Brief:
Find the lines containing the word "this" and copy every one of them.

Figure content listings:
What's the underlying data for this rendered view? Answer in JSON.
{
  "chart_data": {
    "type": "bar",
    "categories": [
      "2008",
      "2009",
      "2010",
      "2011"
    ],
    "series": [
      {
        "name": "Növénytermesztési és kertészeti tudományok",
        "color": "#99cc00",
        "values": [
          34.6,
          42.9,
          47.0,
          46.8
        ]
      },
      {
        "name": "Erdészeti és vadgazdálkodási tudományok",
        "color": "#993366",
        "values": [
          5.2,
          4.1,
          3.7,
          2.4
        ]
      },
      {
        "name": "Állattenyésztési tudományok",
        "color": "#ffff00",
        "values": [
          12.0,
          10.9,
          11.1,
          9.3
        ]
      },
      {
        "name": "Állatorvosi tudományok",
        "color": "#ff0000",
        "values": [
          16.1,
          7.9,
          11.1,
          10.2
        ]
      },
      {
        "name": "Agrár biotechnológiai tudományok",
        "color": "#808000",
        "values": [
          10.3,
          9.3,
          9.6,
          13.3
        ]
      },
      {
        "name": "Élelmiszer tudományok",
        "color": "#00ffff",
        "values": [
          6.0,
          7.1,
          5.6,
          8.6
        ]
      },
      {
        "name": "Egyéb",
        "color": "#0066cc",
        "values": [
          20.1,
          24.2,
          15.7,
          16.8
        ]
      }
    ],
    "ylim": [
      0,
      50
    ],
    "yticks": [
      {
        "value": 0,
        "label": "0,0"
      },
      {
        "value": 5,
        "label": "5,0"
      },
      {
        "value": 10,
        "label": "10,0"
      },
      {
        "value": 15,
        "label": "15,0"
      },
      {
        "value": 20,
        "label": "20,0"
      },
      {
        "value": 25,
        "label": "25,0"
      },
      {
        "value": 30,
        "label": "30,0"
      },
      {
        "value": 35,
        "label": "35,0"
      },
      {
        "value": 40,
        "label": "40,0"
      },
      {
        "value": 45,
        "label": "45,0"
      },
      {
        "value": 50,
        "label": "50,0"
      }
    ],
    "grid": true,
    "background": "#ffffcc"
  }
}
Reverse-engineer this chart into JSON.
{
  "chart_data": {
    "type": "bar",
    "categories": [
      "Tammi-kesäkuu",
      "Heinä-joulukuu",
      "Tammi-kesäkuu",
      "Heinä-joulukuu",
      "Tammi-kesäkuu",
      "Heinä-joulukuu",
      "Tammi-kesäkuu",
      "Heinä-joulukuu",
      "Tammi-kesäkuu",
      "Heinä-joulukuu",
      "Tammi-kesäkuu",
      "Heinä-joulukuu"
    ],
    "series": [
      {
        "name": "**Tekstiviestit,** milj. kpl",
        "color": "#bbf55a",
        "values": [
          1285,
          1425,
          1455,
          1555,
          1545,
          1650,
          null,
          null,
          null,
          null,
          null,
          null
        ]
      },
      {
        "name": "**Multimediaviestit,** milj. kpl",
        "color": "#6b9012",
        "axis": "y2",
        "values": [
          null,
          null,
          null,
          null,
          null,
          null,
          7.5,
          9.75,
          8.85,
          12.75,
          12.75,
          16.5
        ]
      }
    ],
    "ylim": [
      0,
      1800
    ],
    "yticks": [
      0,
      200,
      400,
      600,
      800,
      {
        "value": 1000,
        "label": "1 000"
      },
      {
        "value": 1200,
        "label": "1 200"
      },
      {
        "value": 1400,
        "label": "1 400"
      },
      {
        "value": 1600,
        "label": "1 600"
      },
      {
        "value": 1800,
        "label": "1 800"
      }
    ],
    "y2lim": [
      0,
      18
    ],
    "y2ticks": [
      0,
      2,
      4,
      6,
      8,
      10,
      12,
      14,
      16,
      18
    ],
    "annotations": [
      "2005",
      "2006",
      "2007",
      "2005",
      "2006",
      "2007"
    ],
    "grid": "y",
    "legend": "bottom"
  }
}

Response to the task:
What's the underlying data for this rendered view? Answer in JSON.
Reverse-engineer this chart into JSON.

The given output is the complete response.